SHORT PROBLEM. Without the pictures, copy all the entries below exactly.

PROVIDED DATA.

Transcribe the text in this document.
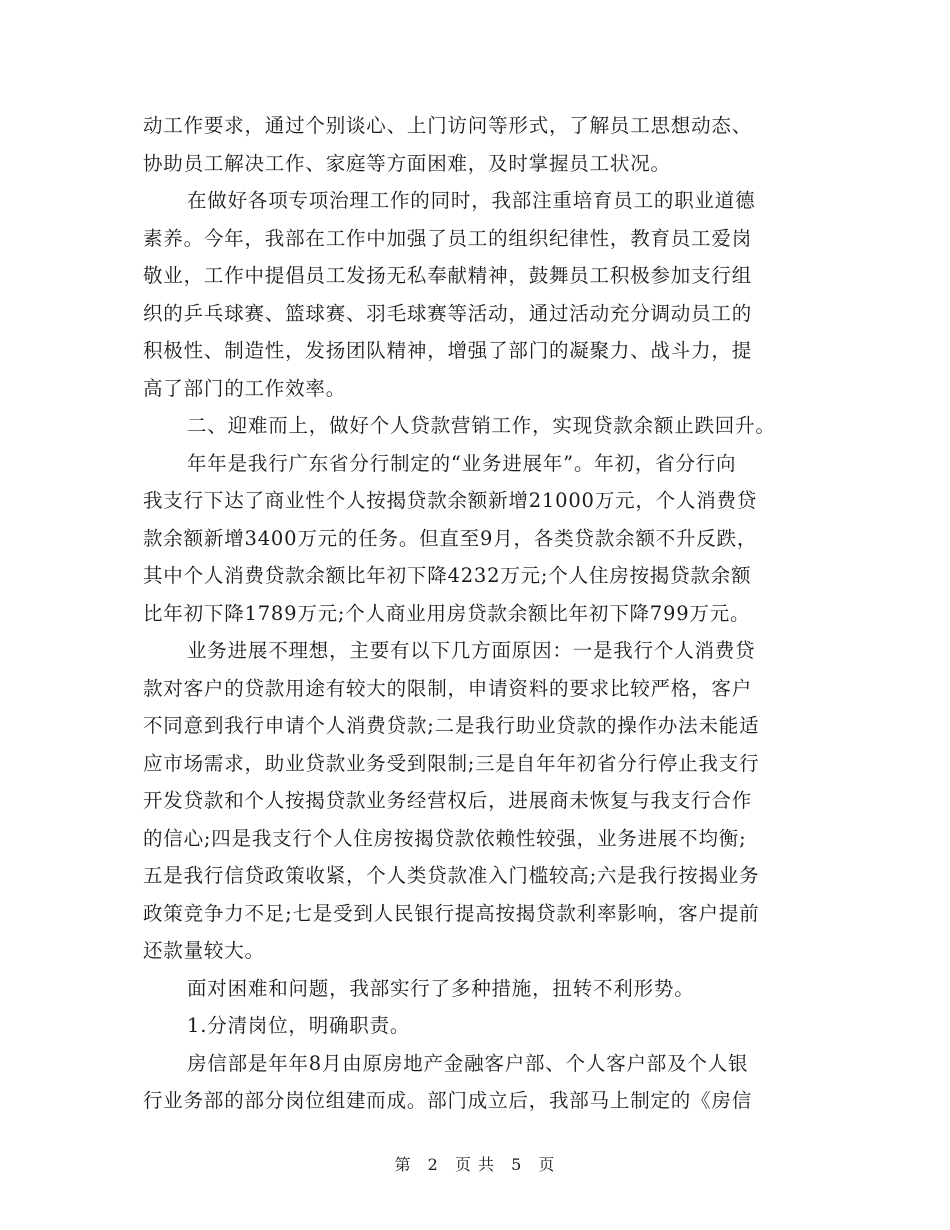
动工作要求，通过个别谈心、上门访问等形式，了解员工思想动态、
协助员工解决工作、家庭等方面困难，及时掌握员工状况。
在做好各项专项治理工作的同时，我部注重培育员工的职业道德
素养。今年，我部在工作中加强了员工的组织纪律性，教育员工爱岗
敬业，工作中提倡员工发扬无私奉献精神，鼓舞员工积极参加支行组
织的乒乓球赛、篮球赛、羽毛球赛等活动，通过活动充分调动员工的
积极性、制造性，发扬团队精神，增强了部门的凝聚力、战斗力，提
高了部门的工作效率。
二、迎难而上，做好个人贷款营销工作，实现贷款余额止跌回升。
年年是我行广东省分行制定的“业务进展年”。年初，省分行向
我支行下达了商业性个人按揭贷款余额新增21000万元，个人消费贷
款余额新增3400万元的任务。但直至9月，各类贷款余额不升反跌，
其中个人消费贷款余额比年初下降4232万元;个人住房按揭贷款余额
比年初下降1789万元;个人商业用房贷款余额比年初下降799万元。
业务进展不理想，主要有以下几方面原因：一是我行个人消费贷
款对客户的贷款用途有较大的限制，申请资料的要求比较严格，客户
不同意到我行申请个人消费贷款;二是我行助业贷款的操作办法未能适
应市场需求，助业贷款业务受到限制;三是自年年初省分行停止我支行
开发贷款和个人按揭贷款业务经营权后，进展商未恢复与我支行合作
的信心;四是我支行个人住房按揭贷款依赖性较强，业务进展不均衡;
五是我行信贷政策收紧，个人类贷款准入门槛较高;六是我行按揭业务
政策竞争力不足;七是受到人民银行提高按揭贷款利率影响，客户提前
还款量较大。
面对困难和问题，我部实行了多种措施，扭转不利形势。
1.分清岗位，明确职责。
房信部是年年8月由原房地产金融客户部、个人客户部及个人银
行业务部的部分岗位组建而成。部门成立后，我部马上制定的《房信
第 2 页 共 5 页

SOLUTION TO THE EXERCISE.
Transcribe the text in this document.
动工作要求，通过个别谈心、上门访问等形式，了解员工思想动态、
协助员工解决工作、家庭等方面困难，及时掌握员工状况。
在做好各项专项治理工作的同时，我部注重培育员工的职业道德
素养。今年，我部在工作中加强了员工的组织纪律性，教育员工爱岗
敬业，工作中提倡员工发扬无私奉献精神，鼓舞员工积极参加支行组
织的乒乓球赛、篮球赛、羽毛球赛等活动，通过活动充分调动员工的
积极性、制造性，发扬团队精神，增强了部门的凝聚力、战斗力，提
高了部门的工作效率。
二、迎难而上，做好个人贷款营销工作，实现贷款余额止跌回升。
年年是我行广东省分行制定的“业务进展年”。年初，省分行向
我支行下达了商业性个人按揭贷款余额新增21000万元，个人消费贷
款余额新增3400万元的任务。但直至9月，各类贷款余额不升反跌，
其中个人消费贷款余额比年初下降4232万元;个人住房按揭贷款余额
比年初下降1789万元;个人商业用房贷款余额比年初下降799万元。
业务进展不理想，主要有以下几方面原因：一是我行个人消费贷
款对客户的贷款用途有较大的限制，申请资料的要求比较严格，客户
不同意到我行申请个人消费贷款;二是我行助业贷款的操作办法未能适
应市场需求，助业贷款业务受到限制;三是自年年初省分行停止我支行
开发贷款和个人按揭贷款业务经营权后，进展商未恢复与我支行合作
的信心;四是我支行个人住房按揭贷款依赖性较强，业务进展不均衡;
五是我行信贷政策收紧，个人类贷款准入门槛较高;六是我行按揭业务
政策竞争力不足;七是受到人民银行提高按揭贷款利率影响，客户提前
还款量较大。
面对困难和问题，我部实行了多种措施，扭转不利形势。
1.分清岗位，明确职责。
房信部是年年8月由原房地产金融客户部、个人客户部及个人银
行业务部的部分岗位组建而成。部门成立后，我部马上制定的《房信
第 2 页 共 5 页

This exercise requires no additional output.